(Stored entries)
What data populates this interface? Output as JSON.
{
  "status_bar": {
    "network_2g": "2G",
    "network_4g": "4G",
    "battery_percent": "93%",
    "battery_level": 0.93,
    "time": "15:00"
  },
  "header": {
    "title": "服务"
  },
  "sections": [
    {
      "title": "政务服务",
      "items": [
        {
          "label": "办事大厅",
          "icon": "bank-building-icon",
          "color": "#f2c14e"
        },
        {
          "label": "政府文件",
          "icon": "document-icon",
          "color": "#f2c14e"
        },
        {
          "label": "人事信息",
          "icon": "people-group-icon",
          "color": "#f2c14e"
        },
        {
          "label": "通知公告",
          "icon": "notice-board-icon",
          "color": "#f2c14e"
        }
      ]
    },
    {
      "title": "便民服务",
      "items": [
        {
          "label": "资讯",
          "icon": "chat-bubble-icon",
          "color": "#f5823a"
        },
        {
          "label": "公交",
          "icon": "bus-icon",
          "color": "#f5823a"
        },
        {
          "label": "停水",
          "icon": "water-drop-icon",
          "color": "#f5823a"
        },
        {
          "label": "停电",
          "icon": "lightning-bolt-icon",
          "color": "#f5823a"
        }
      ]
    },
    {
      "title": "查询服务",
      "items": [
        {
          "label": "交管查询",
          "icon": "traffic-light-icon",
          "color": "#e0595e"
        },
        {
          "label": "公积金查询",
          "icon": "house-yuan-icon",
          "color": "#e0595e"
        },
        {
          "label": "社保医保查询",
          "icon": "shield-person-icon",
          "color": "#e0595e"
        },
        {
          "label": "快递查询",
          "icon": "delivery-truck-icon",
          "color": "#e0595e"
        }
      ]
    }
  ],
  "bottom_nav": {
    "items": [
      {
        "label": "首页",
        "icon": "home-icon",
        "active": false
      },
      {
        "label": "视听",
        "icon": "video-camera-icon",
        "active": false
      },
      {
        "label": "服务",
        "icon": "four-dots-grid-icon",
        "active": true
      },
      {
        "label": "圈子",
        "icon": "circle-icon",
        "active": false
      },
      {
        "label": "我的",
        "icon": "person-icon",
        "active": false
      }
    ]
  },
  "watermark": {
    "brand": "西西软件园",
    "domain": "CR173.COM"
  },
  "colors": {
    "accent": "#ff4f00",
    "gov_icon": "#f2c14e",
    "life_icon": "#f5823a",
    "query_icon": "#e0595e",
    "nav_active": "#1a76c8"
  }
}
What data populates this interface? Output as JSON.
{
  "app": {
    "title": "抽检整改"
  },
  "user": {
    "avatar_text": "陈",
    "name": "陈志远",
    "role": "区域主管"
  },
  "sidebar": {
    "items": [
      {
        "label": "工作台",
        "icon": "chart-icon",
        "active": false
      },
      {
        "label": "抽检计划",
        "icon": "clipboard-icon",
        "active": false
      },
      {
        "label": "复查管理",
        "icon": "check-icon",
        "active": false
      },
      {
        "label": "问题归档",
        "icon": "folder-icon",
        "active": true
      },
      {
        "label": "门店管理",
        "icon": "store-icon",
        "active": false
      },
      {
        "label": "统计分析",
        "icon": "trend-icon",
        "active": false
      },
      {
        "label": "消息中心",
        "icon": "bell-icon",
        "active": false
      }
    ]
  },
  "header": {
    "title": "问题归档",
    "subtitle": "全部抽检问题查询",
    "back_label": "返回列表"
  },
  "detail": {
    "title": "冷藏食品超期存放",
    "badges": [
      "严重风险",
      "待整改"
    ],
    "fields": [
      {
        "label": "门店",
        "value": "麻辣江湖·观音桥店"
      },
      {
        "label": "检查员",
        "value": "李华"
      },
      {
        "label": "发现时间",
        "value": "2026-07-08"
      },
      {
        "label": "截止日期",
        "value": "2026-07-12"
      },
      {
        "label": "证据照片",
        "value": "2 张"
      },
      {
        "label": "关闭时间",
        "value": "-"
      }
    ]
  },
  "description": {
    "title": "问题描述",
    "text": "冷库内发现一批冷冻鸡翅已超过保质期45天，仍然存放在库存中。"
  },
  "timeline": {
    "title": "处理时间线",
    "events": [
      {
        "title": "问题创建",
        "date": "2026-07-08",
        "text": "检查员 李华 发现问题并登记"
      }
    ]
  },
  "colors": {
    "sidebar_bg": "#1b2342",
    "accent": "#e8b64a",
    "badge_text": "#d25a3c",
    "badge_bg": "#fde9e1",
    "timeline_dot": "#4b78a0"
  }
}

— Do this —
Copy every line of the data that holds the string "value".

— Response to this exercise —
        "value": "麻辣江湖·观音桥店"
        "value": "李华"
        "value": "2026-07-08"
        "value": "2026-07-12"
        "value": "2 张"
        "value": "-"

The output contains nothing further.